Write out each line exactly as given. Leave the pictures out of your copy.

▶ Input rows

— BEGIN —

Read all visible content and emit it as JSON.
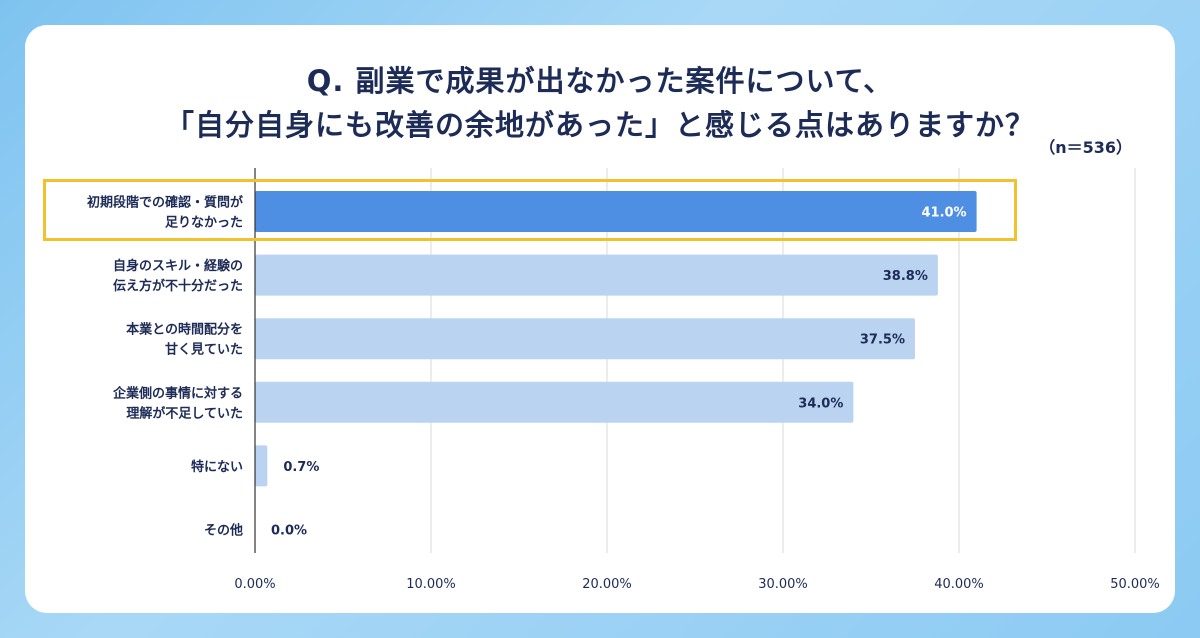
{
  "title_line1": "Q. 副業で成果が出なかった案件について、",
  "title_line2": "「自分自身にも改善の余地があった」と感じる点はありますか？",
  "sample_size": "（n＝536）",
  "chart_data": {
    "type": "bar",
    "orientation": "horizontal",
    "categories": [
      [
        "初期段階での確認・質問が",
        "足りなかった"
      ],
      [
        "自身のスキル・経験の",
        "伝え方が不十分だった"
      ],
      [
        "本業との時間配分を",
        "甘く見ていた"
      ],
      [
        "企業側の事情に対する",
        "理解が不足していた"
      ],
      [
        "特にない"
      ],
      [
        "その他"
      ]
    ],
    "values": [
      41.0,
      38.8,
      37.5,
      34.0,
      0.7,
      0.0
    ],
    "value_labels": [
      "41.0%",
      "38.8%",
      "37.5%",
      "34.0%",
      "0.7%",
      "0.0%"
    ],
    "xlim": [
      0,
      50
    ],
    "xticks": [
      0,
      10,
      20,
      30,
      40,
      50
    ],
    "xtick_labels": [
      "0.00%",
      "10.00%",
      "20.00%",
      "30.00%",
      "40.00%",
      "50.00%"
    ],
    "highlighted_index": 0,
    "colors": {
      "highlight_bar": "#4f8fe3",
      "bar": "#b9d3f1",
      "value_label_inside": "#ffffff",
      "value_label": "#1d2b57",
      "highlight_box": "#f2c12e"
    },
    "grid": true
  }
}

— END —

▶ Task answer
Read all visible content and emit it as JSON.
{
  "title_line1": "Q. 副業で成果が出なかった案件について、",
  "title_line2": "「自分自身にも改善の余地があった」と感じる点はありますか？",
  "sample_size": "（n＝536）",
  "chart_data": {
    "type": "bar",
    "orientation": "horizontal",
    "categories": [
      [
        "初期段階での確認・質問が",
        "足りなかった"
      ],
      [
        "自身のスキル・経験の",
        "伝え方が不十分だった"
      ],
      [
        "本業との時間配分を",
        "甘く見ていた"
      ],
      [
        "企業側の事情に対する",
        "理解が不足していた"
      ],
      [
        "特にない"
      ],
      [
        "その他"
      ]
    ],
    "values": [
      41.0,
      38.8,
      37.5,
      34.0,
      0.7,
      0.0
    ],
    "value_labels": [
      "41.0%",
      "38.8%",
      "37.5%",
      "34.0%",
      "0.7%",
      "0.0%"
    ],
    "xlim": [
      0,
      50
    ],
    "xticks": [
      0,
      10,
      20,
      30,
      40,
      50
    ],
    "xtick_labels": [
      "0.00%",
      "10.00%",
      "20.00%",
      "30.00%",
      "40.00%",
      "50.00%"
    ],
    "highlighted_index": 0,
    "colors": {
      "highlight_bar": "#4f8fe3",
      "bar": "#b9d3f1",
      "value_label_inside": "#ffffff",
      "value_label": "#1d2b57",
      "highlight_box": "#f2c12e"
    },
    "grid": true
  }
}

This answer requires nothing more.